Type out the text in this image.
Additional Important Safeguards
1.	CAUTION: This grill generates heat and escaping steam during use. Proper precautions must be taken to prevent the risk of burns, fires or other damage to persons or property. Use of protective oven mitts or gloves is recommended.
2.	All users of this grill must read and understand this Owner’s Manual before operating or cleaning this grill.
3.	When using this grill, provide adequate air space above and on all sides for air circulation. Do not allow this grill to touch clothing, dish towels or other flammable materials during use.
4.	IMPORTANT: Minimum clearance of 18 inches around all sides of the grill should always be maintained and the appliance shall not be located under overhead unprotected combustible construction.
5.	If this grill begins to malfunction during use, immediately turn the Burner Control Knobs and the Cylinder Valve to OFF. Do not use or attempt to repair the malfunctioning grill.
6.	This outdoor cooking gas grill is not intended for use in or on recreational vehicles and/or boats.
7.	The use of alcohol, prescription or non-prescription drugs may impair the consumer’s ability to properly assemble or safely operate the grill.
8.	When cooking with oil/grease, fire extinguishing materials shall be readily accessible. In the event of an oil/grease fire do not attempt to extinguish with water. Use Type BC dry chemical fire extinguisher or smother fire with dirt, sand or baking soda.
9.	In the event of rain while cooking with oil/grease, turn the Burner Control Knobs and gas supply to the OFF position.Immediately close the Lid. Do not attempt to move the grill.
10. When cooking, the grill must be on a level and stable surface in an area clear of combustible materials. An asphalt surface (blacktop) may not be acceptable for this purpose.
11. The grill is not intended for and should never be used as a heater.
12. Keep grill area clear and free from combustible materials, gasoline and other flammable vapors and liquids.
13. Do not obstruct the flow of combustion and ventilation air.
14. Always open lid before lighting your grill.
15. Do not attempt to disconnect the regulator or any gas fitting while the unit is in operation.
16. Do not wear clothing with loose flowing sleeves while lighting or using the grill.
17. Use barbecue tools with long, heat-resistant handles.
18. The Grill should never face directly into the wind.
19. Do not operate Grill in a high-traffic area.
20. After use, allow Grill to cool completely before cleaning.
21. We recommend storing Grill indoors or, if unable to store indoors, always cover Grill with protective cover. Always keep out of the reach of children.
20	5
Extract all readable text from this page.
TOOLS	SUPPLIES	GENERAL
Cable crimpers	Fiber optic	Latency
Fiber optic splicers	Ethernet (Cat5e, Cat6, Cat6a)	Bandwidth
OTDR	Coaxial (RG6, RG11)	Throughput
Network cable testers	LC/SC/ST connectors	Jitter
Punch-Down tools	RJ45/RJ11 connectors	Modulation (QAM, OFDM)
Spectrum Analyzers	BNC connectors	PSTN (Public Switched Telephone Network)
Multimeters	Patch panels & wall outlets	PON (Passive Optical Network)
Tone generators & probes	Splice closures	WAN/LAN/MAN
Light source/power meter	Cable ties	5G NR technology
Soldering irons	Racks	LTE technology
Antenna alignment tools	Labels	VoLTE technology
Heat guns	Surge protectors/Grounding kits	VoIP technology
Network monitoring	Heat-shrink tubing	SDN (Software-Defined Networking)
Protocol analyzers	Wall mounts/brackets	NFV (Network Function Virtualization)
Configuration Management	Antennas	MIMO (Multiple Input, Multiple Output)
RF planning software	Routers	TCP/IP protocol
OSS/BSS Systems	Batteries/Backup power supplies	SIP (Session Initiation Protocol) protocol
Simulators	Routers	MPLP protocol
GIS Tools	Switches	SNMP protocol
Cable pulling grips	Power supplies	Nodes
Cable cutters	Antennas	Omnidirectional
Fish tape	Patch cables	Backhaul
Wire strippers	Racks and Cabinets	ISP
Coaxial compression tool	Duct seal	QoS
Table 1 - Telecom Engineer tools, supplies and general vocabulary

> **TASK**:
Write out all of the records once more, exactly.

> **TASK SOLUTION**:
Type out the text in this image.
Additional Important Safeguards
1.	CAUTION: This grill generates heat and escaping steam during use. Proper precautions must be taken to prevent the risk of burns, fires or other damage to persons or property. Use of protective oven mitts or gloves is recommended.
2.	All users of this grill must read and understand this Owner’s Manual before operating or cleaning this grill.
3.	When using this grill, provide adequate air space above and on all sides for air circulation. Do not allow this grill to touch clothing, dish towels or other flammable materials during use.
4.	IMPORTANT: Minimum clearance of 18 inches around all sides of the grill should always be maintained and the appliance shall not be located under overhead unprotected combustible construction.
5.	If this grill begins to malfunction during use, immediately turn the Burner Control Knobs and the Cylinder Valve to OFF. Do not use or attempt to repair the malfunctioning grill.
6.	This outdoor cooking gas grill is not intended for use in or on recreational vehicles and/or boats.
7.	The use of alcohol, prescription or non-prescription drugs may impair the consumer’s ability to properly assemble or safely operate the grill.
8.	When cooking with oil/grease, fire extinguishing materials shall be readily accessible. In the event of an oil/grease fire do not attempt to extinguish with water. Use Type BC dry chemical fire extinguisher or smother fire with dirt, sand or baking soda.
9.	In the event of rain while cooking with oil/grease, turn the Burner Control Knobs and gas supply to the OFF position.Immediately close the Lid. Do not attempt to move the grill.
10. When cooking, the grill must be on a level and stable surface in an area clear of combustible materials. An asphalt surface (blacktop) may not be acceptable for this purpose.
11. The grill is not intended for and should never be used as a heater.
12. Keep grill area clear and free from combustible materials, gasoline and other flammable vapors and liquids.
13. Do not obstruct the flow of combustion and ventilation air.
14. Always open lid before lighting your grill.
15. Do not attempt to disconnect the regulator or any gas fitting while the unit is in operation.
16. Do not wear clothing with loose flowing sleeves while lighting or using the grill.
17. Use barbecue tools with long, heat-resistant handles.
18. The Grill should never face directly into the wind.
19. Do not operate Grill in a high-traffic area.
20. After use, allow Grill to cool completely before cleaning.
21. We recommend storing Grill indoors or, if unable to store indoors, always cover Grill with protective cover. Always keep out of the reach of children.
20	5
Extract all readable text from this page.
TOOLS	SUPPLIES	GENERAL
Cable crimpers	Fiber optic	Latency
Fiber optic splicers	Ethernet (Cat5e, Cat6, Cat6a)	Bandwidth
OTDR	Coaxial (RG6, RG11)	Throughput
Network cable testers	LC/SC/ST connectors	Jitter
Punch-Down tools	RJ45/RJ11 connectors	Modulation (QAM, OFDM)
Spectrum Analyzers	BNC connectors	PSTN (Public Switched Telephone Network)
Multimeters	Patch panels & wall outlets	PON (Passive Optical Network)
Tone generators & probes	Splice closures	WAN/LAN/MAN
Light source/power meter	Cable ties	5G NR technology
Soldering irons	Racks	LTE technology
Antenna alignment tools	Labels	VoLTE technology
Heat guns	Surge protectors/Grounding kits	VoIP technology
Network monitoring	Heat-shrink tubing	SDN (Software-Defined Networking)
Protocol analyzers	Wall mounts/brackets	NFV (Network Function Virtualization)
Configuration Management	Antennas	MIMO (Multiple Input, Multiple Output)
RF planning software	Routers	TCP/IP protocol
OSS/BSS Systems	Batteries/Backup power supplies	SIP (Session Initiation Protocol) protocol
Simulators	Routers	MPLP protocol
GIS Tools	Switches	SNMP protocol
Cable pulling grips	Power supplies	Nodes
Cable cutters	Antennas	Omnidirectional
Fish tape	Patch cables	Backhaul
Wire strippers	Racks and Cabinets	ISP
Coaxial compression tool	Duct seal	QoS
Table 1 - Telecom Engineer tools, supplies and general vocabulary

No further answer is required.